## TASK BRIEF
Give all of the lines again exactly as they read.
+++++
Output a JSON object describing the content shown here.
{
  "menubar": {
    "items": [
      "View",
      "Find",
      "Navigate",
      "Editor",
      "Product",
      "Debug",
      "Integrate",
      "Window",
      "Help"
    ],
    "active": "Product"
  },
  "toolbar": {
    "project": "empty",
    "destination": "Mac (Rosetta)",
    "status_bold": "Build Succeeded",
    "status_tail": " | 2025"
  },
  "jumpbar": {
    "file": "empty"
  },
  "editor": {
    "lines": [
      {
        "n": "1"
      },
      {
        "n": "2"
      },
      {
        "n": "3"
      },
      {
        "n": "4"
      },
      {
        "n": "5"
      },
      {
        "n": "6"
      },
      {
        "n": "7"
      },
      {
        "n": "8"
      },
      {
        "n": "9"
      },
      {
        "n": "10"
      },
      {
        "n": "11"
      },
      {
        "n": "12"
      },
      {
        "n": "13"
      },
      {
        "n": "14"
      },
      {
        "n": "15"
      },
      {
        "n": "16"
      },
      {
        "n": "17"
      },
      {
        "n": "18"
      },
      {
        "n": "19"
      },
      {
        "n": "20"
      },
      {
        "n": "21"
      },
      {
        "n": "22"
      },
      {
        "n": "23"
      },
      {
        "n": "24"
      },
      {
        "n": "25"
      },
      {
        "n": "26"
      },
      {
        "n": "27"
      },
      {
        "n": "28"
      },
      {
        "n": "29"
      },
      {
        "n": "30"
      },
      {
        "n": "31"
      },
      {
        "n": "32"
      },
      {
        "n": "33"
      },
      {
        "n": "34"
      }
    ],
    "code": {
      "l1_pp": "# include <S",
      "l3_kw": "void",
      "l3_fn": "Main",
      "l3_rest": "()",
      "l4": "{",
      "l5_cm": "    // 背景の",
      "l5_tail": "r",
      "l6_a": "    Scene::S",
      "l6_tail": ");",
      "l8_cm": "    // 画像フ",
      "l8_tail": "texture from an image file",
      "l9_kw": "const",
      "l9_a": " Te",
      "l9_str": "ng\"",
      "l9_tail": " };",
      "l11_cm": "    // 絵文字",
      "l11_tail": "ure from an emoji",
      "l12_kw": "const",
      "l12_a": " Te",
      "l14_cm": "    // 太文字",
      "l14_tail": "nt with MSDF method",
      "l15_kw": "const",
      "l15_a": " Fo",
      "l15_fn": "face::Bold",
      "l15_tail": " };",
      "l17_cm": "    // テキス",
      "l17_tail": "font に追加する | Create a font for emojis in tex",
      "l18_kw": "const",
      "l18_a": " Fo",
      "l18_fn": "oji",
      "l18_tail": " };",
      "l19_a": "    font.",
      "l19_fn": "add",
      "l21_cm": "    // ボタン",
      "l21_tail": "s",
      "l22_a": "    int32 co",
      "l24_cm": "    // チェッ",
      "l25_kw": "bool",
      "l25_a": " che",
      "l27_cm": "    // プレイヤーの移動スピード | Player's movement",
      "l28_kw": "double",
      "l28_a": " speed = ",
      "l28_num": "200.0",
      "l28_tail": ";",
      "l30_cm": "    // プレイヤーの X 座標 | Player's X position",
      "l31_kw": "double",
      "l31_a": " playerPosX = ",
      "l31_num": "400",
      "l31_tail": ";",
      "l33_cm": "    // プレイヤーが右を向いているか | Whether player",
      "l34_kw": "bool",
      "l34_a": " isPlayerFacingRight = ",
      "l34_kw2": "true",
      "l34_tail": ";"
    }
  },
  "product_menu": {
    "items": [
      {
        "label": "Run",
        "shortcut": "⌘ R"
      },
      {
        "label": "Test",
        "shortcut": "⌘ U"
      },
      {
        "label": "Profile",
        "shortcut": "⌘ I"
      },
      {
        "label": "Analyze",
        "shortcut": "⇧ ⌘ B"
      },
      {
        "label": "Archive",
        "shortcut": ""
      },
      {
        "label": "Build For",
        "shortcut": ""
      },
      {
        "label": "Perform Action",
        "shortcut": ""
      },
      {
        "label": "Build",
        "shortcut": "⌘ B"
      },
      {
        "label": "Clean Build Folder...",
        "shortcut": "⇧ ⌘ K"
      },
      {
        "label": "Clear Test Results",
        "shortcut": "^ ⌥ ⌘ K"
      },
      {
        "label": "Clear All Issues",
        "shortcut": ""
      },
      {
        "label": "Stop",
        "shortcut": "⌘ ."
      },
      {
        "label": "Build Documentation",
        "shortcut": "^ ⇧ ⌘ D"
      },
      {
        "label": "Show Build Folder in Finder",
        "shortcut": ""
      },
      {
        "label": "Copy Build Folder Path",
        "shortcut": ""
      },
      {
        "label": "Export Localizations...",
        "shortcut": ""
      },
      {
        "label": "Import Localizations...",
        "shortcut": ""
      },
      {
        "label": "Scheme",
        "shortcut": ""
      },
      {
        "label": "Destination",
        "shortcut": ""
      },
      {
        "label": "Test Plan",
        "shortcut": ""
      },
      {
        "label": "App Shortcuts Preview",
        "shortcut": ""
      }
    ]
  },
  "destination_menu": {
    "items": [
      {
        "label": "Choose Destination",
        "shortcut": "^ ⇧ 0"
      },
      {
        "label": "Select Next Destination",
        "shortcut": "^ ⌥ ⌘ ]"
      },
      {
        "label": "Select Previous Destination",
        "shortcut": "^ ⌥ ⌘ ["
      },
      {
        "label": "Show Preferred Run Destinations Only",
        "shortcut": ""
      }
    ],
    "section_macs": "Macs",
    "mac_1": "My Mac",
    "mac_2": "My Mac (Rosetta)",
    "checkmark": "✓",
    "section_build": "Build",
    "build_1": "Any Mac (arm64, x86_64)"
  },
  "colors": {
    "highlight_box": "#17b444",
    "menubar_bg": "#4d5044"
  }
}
+++++
## TASK RESPONSE
Output a JSON object describing the content shown here.
{
  "menubar": {
    "items": [
      "View",
      "Find",
      "Navigate",
      "Editor",
      "Product",
      "Debug",
      "Integrate",
      "Window",
      "Help"
    ],
    "active": "Product"
  },
  "toolbar": {
    "project": "empty",
    "destination": "Mac (Rosetta)",
    "status_bold": "Build Succeeded",
    "status_tail": " | 2025"
  },
  "jumpbar": {
    "file": "empty"
  },
  "editor": {
    "lines": [
      {
        "n": "1"
      },
      {
        "n": "2"
      },
      {
        "n": "3"
      },
      {
        "n": "4"
      },
      {
        "n": "5"
      },
      {
        "n": "6"
      },
      {
        "n": "7"
      },
      {
        "n": "8"
      },
      {
        "n": "9"
      },
      {
        "n": "10"
      },
      {
        "n": "11"
      },
      {
        "n": "12"
      },
      {
        "n": "13"
      },
      {
        "n": "14"
      },
      {
        "n": "15"
      },
      {
        "n": "16"
      },
      {
        "n": "17"
      },
      {
        "n": "18"
      },
      {
        "n": "19"
      },
      {
        "n": "20"
      },
      {
        "n": "21"
      },
      {
        "n": "22"
      },
      {
        "n": "23"
      },
      {
        "n": "24"
      },
      {
        "n": "25"
      },
      {
        "n": "26"
      },
      {
        "n": "27"
      },
      {
        "n": "28"
      },
      {
        "n": "29"
      },
      {
        "n": "30"
      },
      {
        "n": "31"
      },
      {
        "n": "32"
      },
      {
        "n": "33"
      },
      {
        "n": "34"
      }
    ],
    "code": {
      "l1_pp": "# include <S",
      "l3_kw": "void",
      "l3_fn": "Main",
      "l3_rest": "()",
      "l4": "{",
      "l5_cm": "    // 背景の",
      "l5_tail": "r",
      "l6_a": "    Scene::S",
      "l6_tail": ");",
      "l8_cm": "    // 画像フ",
      "l8_tail": "texture from an image file",
      "l9_kw": "const",
      "l9_a": " Te",
      "l9_str": "ng\"",
      "l9_tail": " };",
      "l11_cm": "    // 絵文字",
      "l11_tail": "ure from an emoji",
      "l12_kw": "const",
      "l12_a": " Te",
      "l14_cm": "    // 太文字",
      "l14_tail": "nt with MSDF method",
      "l15_kw": "const",
      "l15_a": " Fo",
      "l15_fn": "face::Bold",
      "l15_tail": " };",
      "l17_cm": "    // テキス",
      "l17_tail": "font に追加する | Create a font for emojis in tex",
      "l18_kw": "const",
      "l18_a": " Fo",
      "l18_fn": "oji",
      "l18_tail": " };",
      "l19_a": "    font.",
      "l19_fn": "add",
      "l21_cm": "    // ボタン",
      "l21_tail": "s",
      "l22_a": "    int32 co",
      "l24_cm": "    // チェッ",
      "l25_kw": "bool",
      "l25_a": " che",
      "l27_cm": "    // プレイヤーの移動スピード | Player's movement",
      "l28_kw": "double",
      "l28_a": " speed = ",
      "l28_num": "200.0",
      "l28_tail": ";",
      "l30_cm": "    // プレイヤーの X 座標 | Player's X position",
      "l31_kw": "double",
      "l31_a": " playerPosX = ",
      "l31_num": "400",
      "l31_tail": ";",
      "l33_cm": "    // プレイヤーが右を向いているか | Whether player",
      "l34_kw": "bool",
      "l34_a": " isPlayerFacingRight = ",
      "l34_kw2": "true",
      "l34_tail": ";"
    }
  },
  "product_menu": {
    "items": [
      {
        "label": "Run",
        "shortcut": "⌘ R"
      },
      {
        "label": "Test",
        "shortcut": "⌘ U"
      },
      {
        "label": "Profile",
        "shortcut": "⌘ I"
      },
      {
        "label": "Analyze",
        "shortcut": "⇧ ⌘ B"
      },
      {
        "label": "Archive",
        "shortcut": ""
      },
      {
        "label": "Build For",
        "shortcut": ""
      },
      {
        "label": "Perform Action",
        "shortcut": ""
      },
      {
        "label": "Build",
        "shortcut": "⌘ B"
      },
      {
        "label": "Clean Build Folder...",
        "shortcut": "⇧ ⌘ K"
      },
      {
        "label": "Clear Test Results",
        "shortcut": "^ ⌥ ⌘ K"
      },
      {
        "label": "Clear All Issues",
        "shortcut": ""
      },
      {
        "label": "Stop",
        "shortcut": "⌘ ."
      },
      {
        "label": "Build Documentation",
        "shortcut": "^ ⇧ ⌘ D"
      },
      {
        "label": "Show Build Folder in Finder",
        "shortcut": ""
      },
      {
        "label": "Copy Build Folder Path",
        "shortcut": ""
      },
      {
        "label": "Export Localizations...",
        "shortcut": ""
      },
      {
        "label": "Import Localizations...",
        "shortcut": ""
      },
      {
        "label": "Scheme",
        "shortcut": ""
      },
      {
        "label": "Destination",
        "shortcut": ""
      },
      {
        "label": "Test Plan",
        "shortcut": ""
      },
      {
        "label": "App Shortcuts Preview",
        "shortcut": ""
      }
    ]
  },
  "destination_menu": {
    "items": [
      {
        "label": "Choose Destination",
        "shortcut": "^ ⇧ 0"
      },
      {
        "label": "Select Next Destination",
        "shortcut": "^ ⌥ ⌘ ]"
      },
      {
        "label": "Select Previous Destination",
        "shortcut": "^ ⌥ ⌘ ["
      },
      {
        "label": "Show Preferred Run Destinations Only",
        "shortcut": ""
      }
    ],
    "section_macs": "Macs",
    "mac_1": "My Mac",
    "mac_2": "My Mac (Rosetta)",
    "checkmark": "✓",
    "section_build": "Build",
    "build_1": "Any Mac (arm64, x86_64)"
  },
  "colors": {
    "highlight_box": "#17b444",
    "menubar_bg": "#4d5044"
  }
}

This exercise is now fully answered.